--- Given data ---

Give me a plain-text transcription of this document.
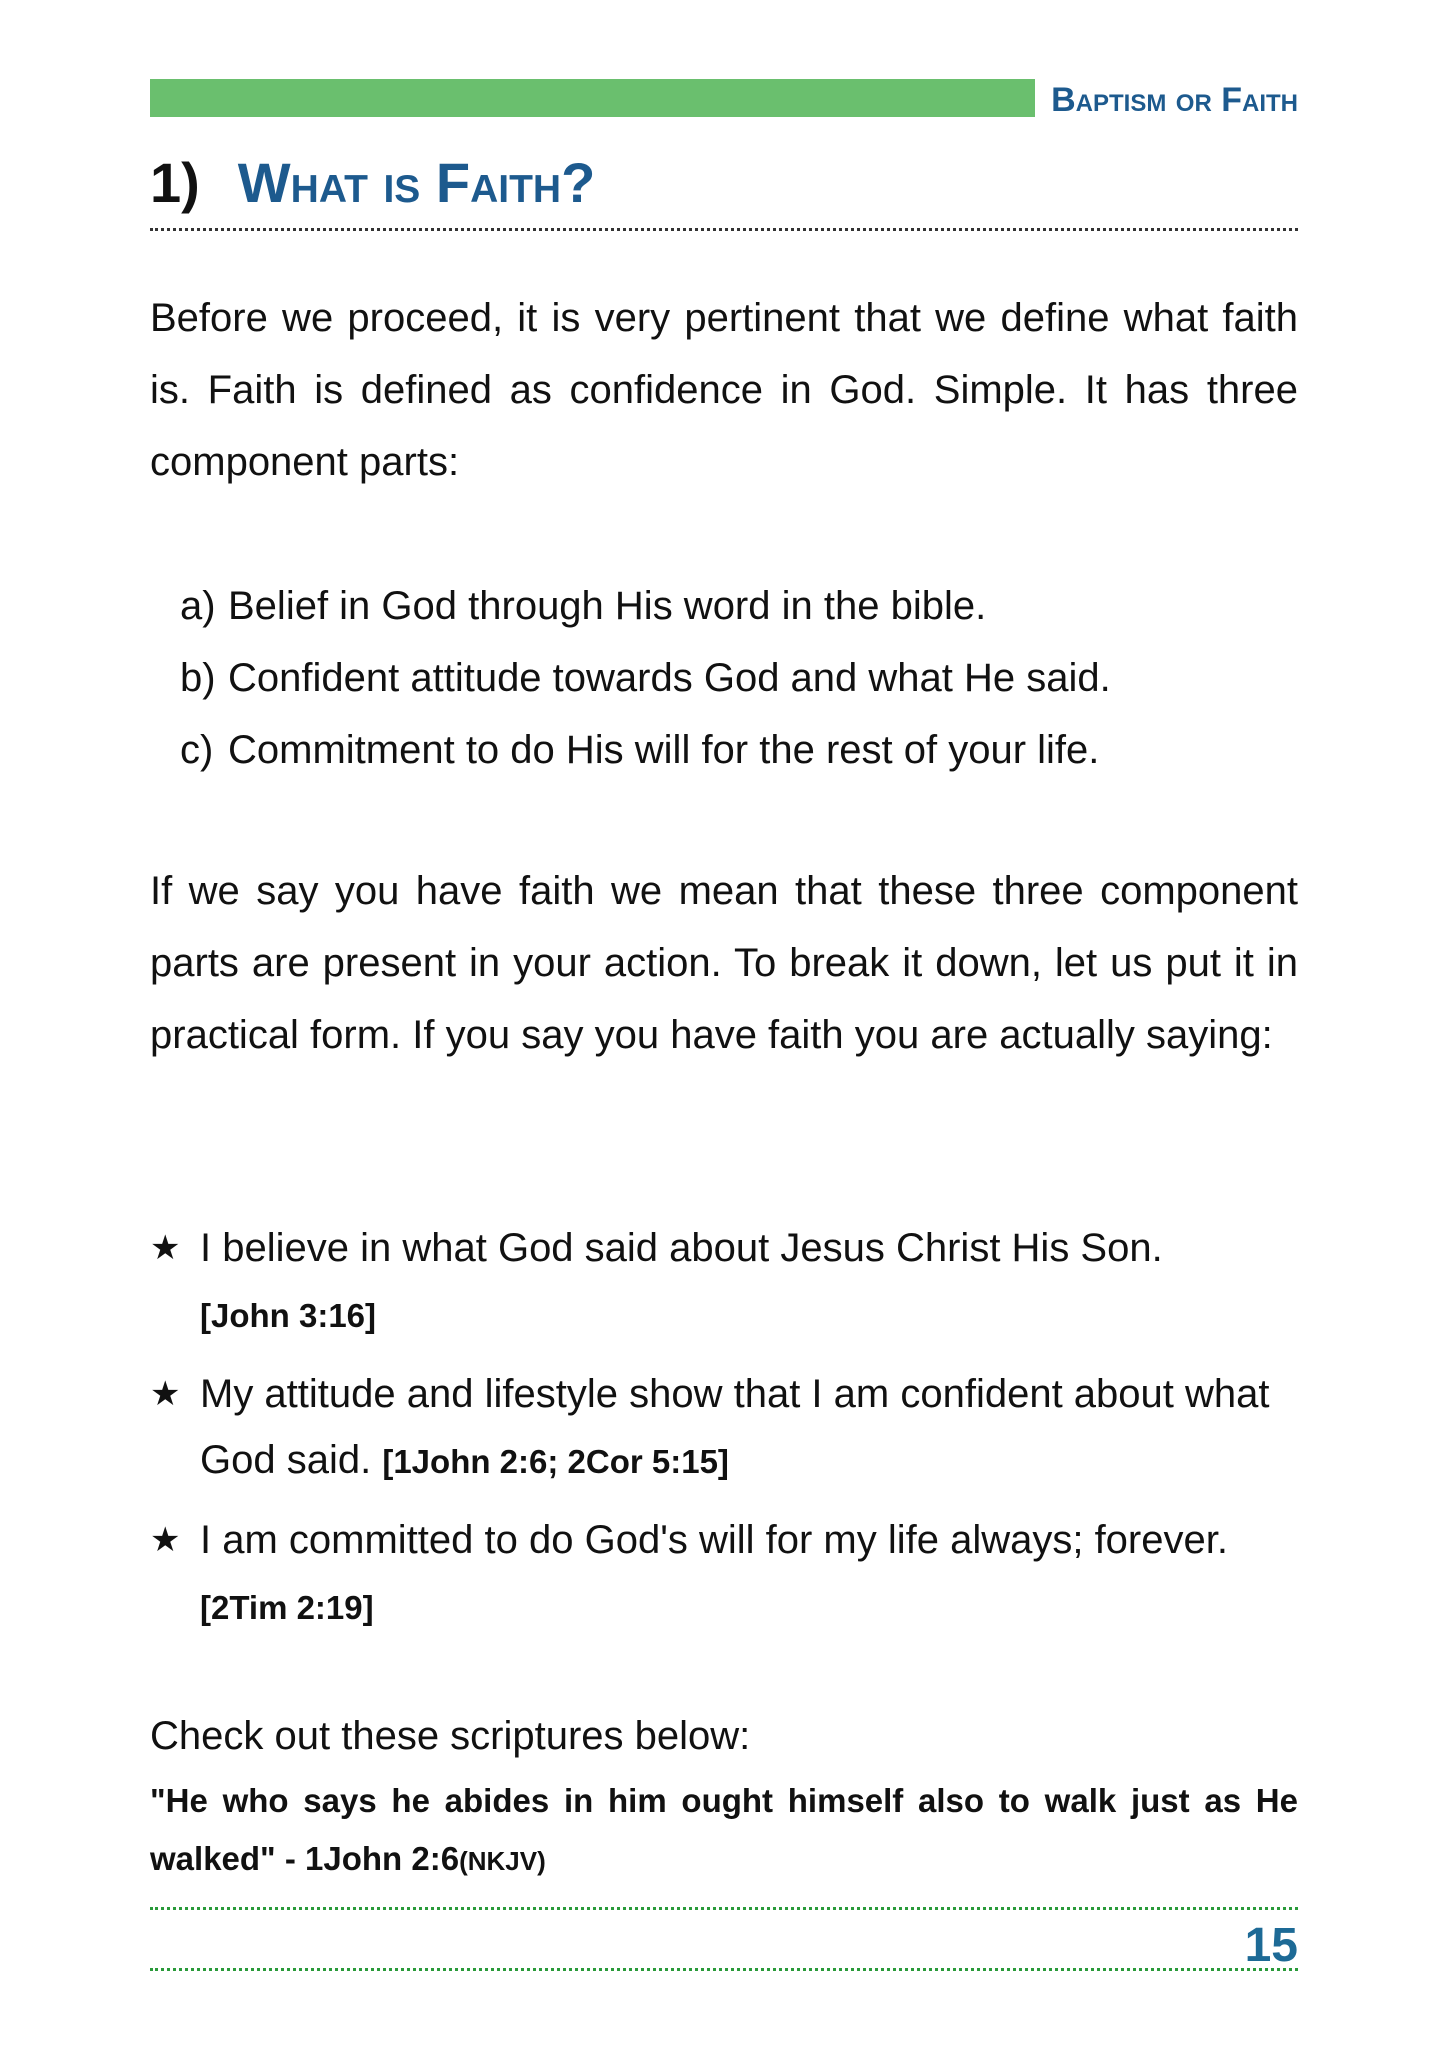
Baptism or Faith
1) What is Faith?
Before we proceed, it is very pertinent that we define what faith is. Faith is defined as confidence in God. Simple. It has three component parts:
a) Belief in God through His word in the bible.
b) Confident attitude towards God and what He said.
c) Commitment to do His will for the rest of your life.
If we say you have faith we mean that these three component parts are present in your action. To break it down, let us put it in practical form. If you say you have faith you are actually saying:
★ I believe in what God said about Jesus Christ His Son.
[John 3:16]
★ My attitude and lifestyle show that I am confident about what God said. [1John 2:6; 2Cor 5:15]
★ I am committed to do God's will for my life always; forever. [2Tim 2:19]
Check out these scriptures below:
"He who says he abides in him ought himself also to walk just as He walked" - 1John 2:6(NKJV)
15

---

**Written task:** Isolate the lines above that contain the word "parts" and copy them.

**Written answer:**
Before we proceed, it is very pertinent that we define what faith is. Faith is defined as confidence in God. Simple. It has three component parts:
If we say you have faith we mean that these three component parts are present in your action. To break it down, let us put it in practical form. If you say you have faith you are actually saying:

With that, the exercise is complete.